§ **THE PROBLEM**:
Please rename "minibatch-loss-point" to "batch-loss-point" everywhere in the lines below and copy them out again with nothing else changed. Leave the pictures out of your answer.

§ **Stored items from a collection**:

= = = = =

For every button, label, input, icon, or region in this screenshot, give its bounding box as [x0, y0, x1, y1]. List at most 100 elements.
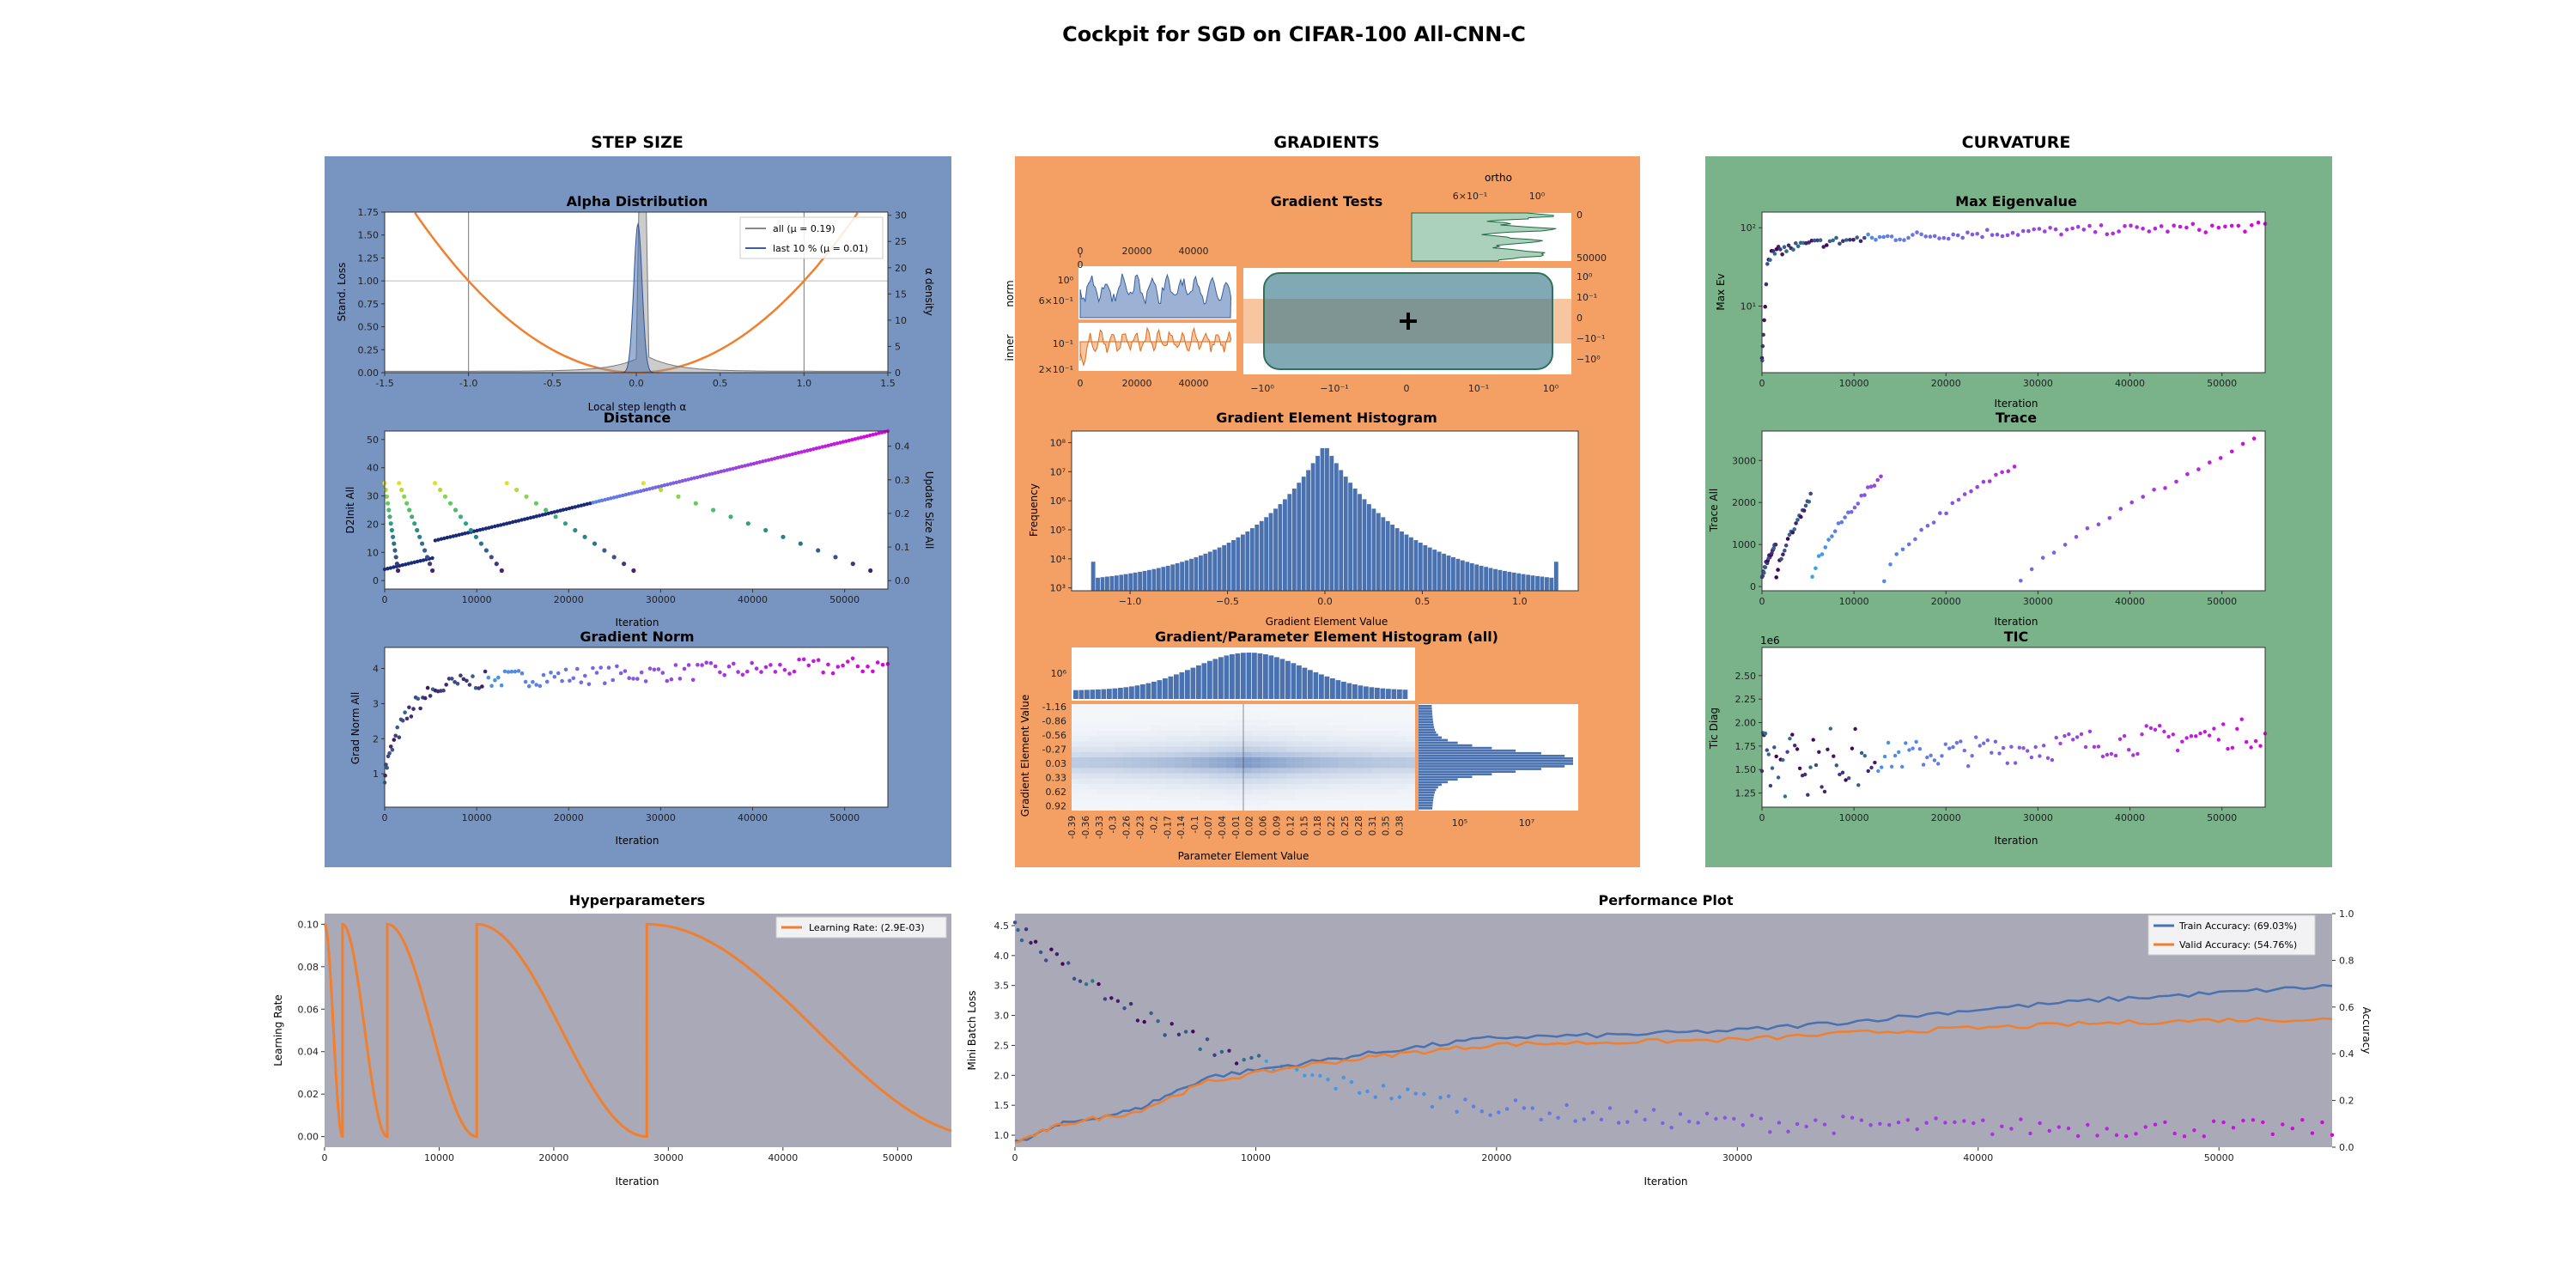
gp-hist-cell — [1364, 709, 1372, 715]
gp-hist-top-bar — [1107, 689, 1112, 699]
distance-point — [605, 496, 611, 501]
gp-hist-cell — [1321, 714, 1329, 720]
maxev-point — [1975, 232, 1979, 236]
gradnorm-point — [643, 679, 648, 683]
gp-hist-cell — [1080, 778, 1089, 784]
gp-hist-cell — [1200, 731, 1209, 737]
distance-point — [594, 500, 598, 504]
minibatch-loss-point — [1530, 1106, 1534, 1110]
gradnorm-point — [682, 666, 687, 671]
gradnorm-point — [652, 667, 657, 672]
minibatch-loss-point — [2211, 1119, 2216, 1124]
gp-hist-cell — [1166, 731, 1175, 737]
gp-hist-cell — [1149, 746, 1157, 752]
distance-point — [623, 492, 629, 497]
maxev-point — [2236, 223, 2241, 228]
grad-hist-bar — [1488, 568, 1493, 591]
grad-hist-bar — [1278, 504, 1283, 591]
tic-point — [1834, 763, 1838, 768]
trace-point — [1814, 566, 1818, 571]
gp-hist-top-bar — [1090, 690, 1096, 699]
gp-hist-top-bar — [1207, 660, 1212, 699]
distance-y-right-tick-label: 0.2 — [895, 508, 910, 519]
gp-hist-cell — [1089, 805, 1097, 811]
gp-hist-cell — [1226, 746, 1235, 752]
gp-hist-cell — [1372, 757, 1381, 763]
gp-hist-cell — [1166, 799, 1175, 805]
distance-point — [445, 535, 449, 540]
gp-hist-cell — [1072, 751, 1080, 757]
gp-hist-cell — [1192, 768, 1200, 774]
gp-hist-cell — [1200, 714, 1209, 720]
minibatch-loss-point — [1741, 1123, 1746, 1127]
distance-point — [460, 532, 465, 537]
distance-point — [582, 502, 586, 507]
maxev-point — [1919, 232, 1923, 237]
grad-hist-xlabel: Gradient Element Value — [1266, 616, 1388, 628]
gp-hist-cell — [1115, 757, 1123, 763]
distance-point — [627, 492, 631, 496]
maxev-point — [2216, 225, 2221, 230]
gp-hist-top-bar — [1118, 688, 1123, 699]
gp-hist-cell — [1209, 704, 1218, 710]
gp-hist-cell — [1235, 778, 1243, 784]
section-title-step-size: STEP SIZE — [591, 133, 683, 152]
perf-y-right-tick-label: 0.4 — [2339, 1048, 2354, 1060]
maxev-point — [2184, 225, 2189, 230]
gp-hist-cell — [1329, 704, 1338, 710]
gp-hist-right-bar — [1419, 751, 1541, 755]
minibatch-loss-point — [1643, 1117, 1647, 1122]
update-size-point — [468, 527, 474, 533]
tic-point — [2001, 745, 2006, 750]
gp-hist-cell — [1192, 741, 1200, 747]
hyper-y-tick-label: 0.06 — [298, 1004, 319, 1015]
gp-hist-cell — [1389, 773, 1398, 779]
trace-point — [1762, 570, 1766, 575]
update-size-point — [544, 507, 549, 513]
gradnorm-point — [841, 663, 845, 668]
tic-point — [2239, 717, 2244, 721]
gp-hist-cell — [1097, 751, 1106, 757]
gradnorm-point — [623, 669, 628, 673]
tic-point — [1925, 755, 1929, 760]
gp-hist-cell — [1235, 805, 1243, 811]
trace-point — [1795, 518, 1800, 522]
trace-point — [2019, 579, 2023, 583]
gp-hist-cell — [1338, 789, 1346, 795]
trace-point — [2085, 526, 2090, 531]
gp-hist-cell — [1132, 736, 1140, 742]
update-size-point — [602, 548, 607, 553]
gp-hist-top-bar — [1157, 680, 1163, 699]
minibatch-loss-point — [1249, 1055, 1254, 1060]
gp-hist-cell — [1252, 741, 1261, 747]
distance-point — [823, 444, 828, 448]
gp-hist-cell — [1072, 736, 1080, 742]
minibatch-loss-point — [1479, 1109, 1485, 1114]
gp-hist-cell — [1286, 731, 1295, 737]
gp-hist-cell — [1312, 757, 1321, 763]
gp-hist-cell — [1089, 762, 1097, 769]
trace-point — [2074, 535, 2079, 539]
gp-hist-cell — [1080, 751, 1089, 757]
gp-hist-cell — [1115, 805, 1123, 811]
gp-hist-cell — [1209, 741, 1218, 747]
tic-xlabel: Iteration — [1995, 835, 2038, 847]
gp-hist-x-tick-label: 0.18 — [1313, 816, 1323, 835]
distance-point — [564, 507, 568, 512]
minibatch-loss-point — [1759, 1116, 1763, 1121]
gp-hist-right-bar — [1419, 733, 1438, 737]
gp-hist-cell — [1157, 714, 1166, 720]
trace-point — [1888, 562, 1893, 567]
gp-hist-cell — [1072, 731, 1080, 737]
gradnorm-y-tick-label: 4 — [373, 664, 379, 675]
maxev-point — [2111, 231, 2115, 236]
distance-point — [826, 443, 830, 447]
gradtests-x-top-tick-label: 40000 — [1179, 246, 1209, 257]
gp-hist-right-tick-label: 10⁷ — [1519, 817, 1534, 829]
gp-hist-cell — [1346, 725, 1355, 731]
minibatch-loss-point — [1066, 961, 1071, 965]
gp-hist-cell — [1406, 709, 1415, 715]
maxev-point — [1827, 239, 1832, 244]
gp-hist-cell — [1226, 731, 1235, 737]
update-size-point — [415, 527, 420, 533]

= = = = =

§ **WRITTEN SOLUTION**:
For every button, label, input, icon, or region in this screenshot, give its bounding box as [x0, y0, x1, y1]. List at most 100 elements.
gp-hist-cell — [1364, 709, 1372, 715]
gp-hist-top-bar — [1107, 689, 1112, 699]
distance-point — [605, 496, 611, 501]
gp-hist-cell — [1321, 714, 1329, 720]
maxev-point — [1975, 232, 1979, 236]
gradnorm-point — [643, 679, 648, 683]
gp-hist-cell — [1080, 778, 1089, 784]
gp-hist-cell — [1200, 731, 1209, 737]
distance-point — [594, 500, 598, 504]
batch-loss-point — [1530, 1106, 1534, 1110]
gradnorm-point — [682, 666, 687, 671]
gradnorm-point — [652, 667, 657, 672]
batch-loss-point — [2211, 1119, 2216, 1124]
gp-hist-cell — [1166, 731, 1175, 737]
gp-hist-cell — [1149, 746, 1157, 752]
distance-point — [623, 492, 629, 497]
maxev-point — [2236, 223, 2241, 228]
grad-hist-bar — [1488, 568, 1493, 591]
grad-hist-bar — [1278, 504, 1283, 591]
tic-point — [1834, 763, 1838, 768]
trace-point — [1814, 566, 1818, 571]
gp-hist-top-bar — [1090, 690, 1096, 699]
gp-hist-top-bar — [1207, 660, 1212, 699]
distance-y-right-tick-label: 0.2 — [895, 508, 910, 519]
gp-hist-cell — [1089, 805, 1097, 811]
gp-hist-cell — [1226, 746, 1235, 752]
gp-hist-cell — [1372, 757, 1381, 763]
gp-hist-cell — [1166, 799, 1175, 805]
distance-point — [445, 535, 449, 540]
gp-hist-cell — [1072, 751, 1080, 757]
gp-hist-cell — [1192, 768, 1200, 774]
gp-hist-cell — [1200, 714, 1209, 720]
batch-loss-point — [1741, 1123, 1746, 1127]
distance-point — [460, 532, 465, 537]
distance-point — [582, 502, 586, 507]
maxev-point — [1919, 232, 1923, 237]
grad-hist-xlabel: Gradient Element Value — [1266, 616, 1388, 628]
gp-hist-cell — [1115, 757, 1123, 763]
distance-point — [627, 492, 631, 496]
maxev-point — [2216, 225, 2221, 230]
gp-hist-top-bar — [1118, 688, 1123, 699]
gp-hist-cell — [1209, 704, 1218, 710]
gp-hist-cell — [1235, 778, 1243, 784]
section-title-step-size: STEP SIZE — [591, 133, 683, 152]
perf-y-right-tick-label: 0.4 — [2339, 1048, 2354, 1060]
maxev-point — [2184, 225, 2189, 230]
gp-hist-cell — [1329, 704, 1338, 710]
gp-hist-right-bar — [1419, 751, 1541, 755]
batch-loss-point — [1643, 1117, 1647, 1122]
update-size-point — [468, 527, 474, 533]
tic-point — [2001, 745, 2006, 750]
gp-hist-cell — [1192, 741, 1200, 747]
hyper-y-tick-label: 0.06 — [298, 1004, 319, 1015]
gp-hist-cell — [1389, 773, 1398, 779]
trace-point — [1762, 570, 1766, 575]
update-size-point — [544, 507, 549, 513]
gradnorm-point — [841, 663, 845, 668]
tic-point — [2239, 717, 2244, 721]
gp-hist-cell — [1097, 751, 1106, 757]
gradnorm-point — [623, 669, 628, 673]
tic-point — [1925, 755, 1929, 760]
gp-hist-cell — [1235, 805, 1243, 811]
trace-point — [1795, 518, 1800, 522]
trace-point — [2019, 579, 2023, 583]
gp-hist-cell — [1338, 789, 1346, 795]
trace-point — [2085, 526, 2090, 531]
gp-hist-cell — [1132, 736, 1140, 742]
update-size-point — [602, 548, 607, 553]
gp-hist-top-bar — [1157, 680, 1163, 699]
batch-loss-point — [1249, 1055, 1254, 1060]
gp-hist-cell — [1252, 741, 1261, 747]
distance-point — [823, 444, 828, 448]
gp-hist-cell — [1072, 736, 1080, 742]
batch-loss-point — [1479, 1109, 1485, 1114]
gp-hist-cell — [1286, 731, 1295, 737]
gp-hist-cell — [1312, 757, 1321, 763]
gp-hist-cell — [1089, 762, 1097, 769]
trace-point — [2074, 535, 2079, 539]
gp-hist-cell — [1080, 751, 1089, 757]
gp-hist-cell — [1115, 805, 1123, 811]
gp-hist-cell — [1209, 741, 1218, 747]
tic-xlabel: Iteration — [1995, 835, 2038, 847]
gp-hist-x-tick-label: 0.18 — [1313, 816, 1323, 835]
distance-point — [564, 507, 568, 512]
batch-loss-point — [1759, 1116, 1763, 1121]
gp-hist-right-bar — [1419, 733, 1438, 737]
gp-hist-cell — [1157, 714, 1166, 720]
trace-point — [1888, 562, 1893, 567]
gp-hist-cell — [1072, 731, 1080, 737]
gradnorm-y-tick-label: 4 — [373, 664, 379, 675]
maxev-point — [2111, 231, 2115, 236]
distance-point — [826, 443, 830, 447]
gradtests-x-top-tick-label: 40000 — [1179, 246, 1209, 257]
gp-hist-right-tick-label: 10⁷ — [1519, 817, 1534, 829]
gp-hist-cell — [1346, 725, 1355, 731]
batch-loss-point — [1066, 961, 1071, 965]
gp-hist-cell — [1406, 709, 1415, 715]
maxev-point — [1827, 239, 1832, 244]
gp-hist-cell — [1226, 731, 1235, 737]
update-size-point — [415, 527, 420, 533]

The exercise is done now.